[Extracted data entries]
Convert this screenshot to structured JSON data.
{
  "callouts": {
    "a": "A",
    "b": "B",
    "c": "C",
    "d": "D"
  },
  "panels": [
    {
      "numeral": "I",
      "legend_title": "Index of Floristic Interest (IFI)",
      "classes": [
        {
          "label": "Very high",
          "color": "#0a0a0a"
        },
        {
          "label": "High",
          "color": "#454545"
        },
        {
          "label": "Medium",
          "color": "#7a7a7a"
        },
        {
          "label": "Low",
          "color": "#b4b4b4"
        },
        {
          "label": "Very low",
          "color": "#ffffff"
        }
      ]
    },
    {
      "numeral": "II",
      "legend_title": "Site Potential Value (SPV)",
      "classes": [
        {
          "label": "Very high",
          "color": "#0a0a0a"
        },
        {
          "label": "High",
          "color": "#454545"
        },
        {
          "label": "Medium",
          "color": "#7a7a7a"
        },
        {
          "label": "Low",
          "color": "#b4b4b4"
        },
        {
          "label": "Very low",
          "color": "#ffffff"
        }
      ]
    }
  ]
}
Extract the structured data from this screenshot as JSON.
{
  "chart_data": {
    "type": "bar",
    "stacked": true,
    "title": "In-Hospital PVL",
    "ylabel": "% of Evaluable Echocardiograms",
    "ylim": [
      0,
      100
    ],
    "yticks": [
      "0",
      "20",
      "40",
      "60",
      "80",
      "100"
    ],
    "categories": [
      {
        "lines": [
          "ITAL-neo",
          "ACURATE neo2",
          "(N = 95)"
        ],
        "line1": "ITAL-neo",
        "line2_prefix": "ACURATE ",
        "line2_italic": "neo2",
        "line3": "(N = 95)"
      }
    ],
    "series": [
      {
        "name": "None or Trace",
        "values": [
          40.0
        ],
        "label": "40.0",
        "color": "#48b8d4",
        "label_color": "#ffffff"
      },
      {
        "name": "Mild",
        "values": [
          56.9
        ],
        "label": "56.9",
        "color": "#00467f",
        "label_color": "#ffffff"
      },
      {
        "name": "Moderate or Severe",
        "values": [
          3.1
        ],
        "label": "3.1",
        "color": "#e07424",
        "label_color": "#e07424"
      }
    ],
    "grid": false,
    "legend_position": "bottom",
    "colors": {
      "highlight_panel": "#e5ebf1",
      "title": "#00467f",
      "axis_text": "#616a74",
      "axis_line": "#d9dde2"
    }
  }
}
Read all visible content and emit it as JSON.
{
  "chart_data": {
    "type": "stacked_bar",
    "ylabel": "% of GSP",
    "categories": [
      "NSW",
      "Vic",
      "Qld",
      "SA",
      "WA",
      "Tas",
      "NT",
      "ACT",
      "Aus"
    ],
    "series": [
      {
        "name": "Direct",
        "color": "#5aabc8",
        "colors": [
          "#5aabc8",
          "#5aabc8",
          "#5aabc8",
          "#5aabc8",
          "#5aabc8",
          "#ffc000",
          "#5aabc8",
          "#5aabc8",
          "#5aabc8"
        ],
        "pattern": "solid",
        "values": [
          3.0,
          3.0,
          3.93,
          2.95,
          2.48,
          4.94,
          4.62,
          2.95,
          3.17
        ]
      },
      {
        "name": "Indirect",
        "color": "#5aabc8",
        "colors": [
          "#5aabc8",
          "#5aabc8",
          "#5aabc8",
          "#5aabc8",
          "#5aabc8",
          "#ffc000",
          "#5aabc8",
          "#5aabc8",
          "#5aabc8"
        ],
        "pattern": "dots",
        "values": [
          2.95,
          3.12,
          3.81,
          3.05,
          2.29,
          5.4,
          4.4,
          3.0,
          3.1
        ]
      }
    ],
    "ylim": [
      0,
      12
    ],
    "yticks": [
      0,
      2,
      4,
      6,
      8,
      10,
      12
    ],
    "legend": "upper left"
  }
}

_Your objective_
Select from the material above each line in which the string "JSON" appears, and list those lines.

_Answer below_
Convert this screenshot to structured JSON data.
Extract the structured data from this screenshot as JSON.
Read all visible content and emit it as JSON.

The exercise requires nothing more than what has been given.